- _Objective_: Copy every line of the data exactly, leaving nothing out.

- _Given data_:
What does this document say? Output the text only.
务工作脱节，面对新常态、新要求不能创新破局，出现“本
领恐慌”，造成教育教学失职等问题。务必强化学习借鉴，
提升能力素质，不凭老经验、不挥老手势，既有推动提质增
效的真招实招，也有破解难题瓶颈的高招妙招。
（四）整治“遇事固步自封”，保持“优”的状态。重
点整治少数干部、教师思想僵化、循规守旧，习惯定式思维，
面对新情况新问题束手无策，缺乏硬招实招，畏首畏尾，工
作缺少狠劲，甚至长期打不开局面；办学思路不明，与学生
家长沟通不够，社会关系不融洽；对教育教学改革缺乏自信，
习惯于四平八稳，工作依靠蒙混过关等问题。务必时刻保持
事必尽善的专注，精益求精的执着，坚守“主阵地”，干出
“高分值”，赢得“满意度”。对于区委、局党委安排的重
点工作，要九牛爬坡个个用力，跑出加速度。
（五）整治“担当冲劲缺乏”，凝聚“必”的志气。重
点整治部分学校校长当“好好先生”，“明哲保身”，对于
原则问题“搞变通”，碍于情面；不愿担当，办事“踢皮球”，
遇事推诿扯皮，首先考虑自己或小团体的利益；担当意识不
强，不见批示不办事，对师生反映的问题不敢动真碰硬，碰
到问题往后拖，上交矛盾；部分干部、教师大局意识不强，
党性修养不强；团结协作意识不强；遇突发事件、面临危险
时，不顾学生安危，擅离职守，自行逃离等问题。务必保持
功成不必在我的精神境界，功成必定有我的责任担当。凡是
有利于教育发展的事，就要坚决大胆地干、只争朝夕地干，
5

- _Solution_:
What does this document say? Output the text only.
务工作脱节，面对新常态、新要求不能创新破局，出现“本
领恐慌”，造成教育教学失职等问题。务必强化学习借鉴，
提升能力素质，不凭老经验、不挥老手势，既有推动提质增
效的真招实招，也有破解难题瓶颈的高招妙招。
（四）整治“遇事固步自封”，保持“优”的状态。重
点整治少数干部、教师思想僵化、循规守旧，习惯定式思维，
面对新情况新问题束手无策，缺乏硬招实招，畏首畏尾，工
作缺少狠劲，甚至长期打不开局面；办学思路不明，与学生
家长沟通不够，社会关系不融洽；对教育教学改革缺乏自信，
习惯于四平八稳，工作依靠蒙混过关等问题。务必时刻保持
事必尽善的专注，精益求精的执着，坚守“主阵地”，干出
“高分值”，赢得“满意度”。对于区委、局党委安排的重
点工作，要九牛爬坡个个用力，跑出加速度。
（五）整治“担当冲劲缺乏”，凝聚“必”的志气。重
点整治部分学校校长当“好好先生”，“明哲保身”，对于
原则问题“搞变通”，碍于情面；不愿担当，办事“踢皮球”，
遇事推诿扯皮，首先考虑自己或小团体的利益；担当意识不
强，不见批示不办事，对师生反映的问题不敢动真碰硬，碰
到问题往后拖，上交矛盾；部分干部、教师大局意识不强，
党性修养不强；团结协作意识不强；遇突发事件、面临危险
时，不顾学生安危，擅离职守，自行逃离等问题。务必保持
功成不必在我的精神境界，功成必定有我的责任担当。凡是
有利于教育发展的事，就要坚决大胆地干、只争朝夕地干，
5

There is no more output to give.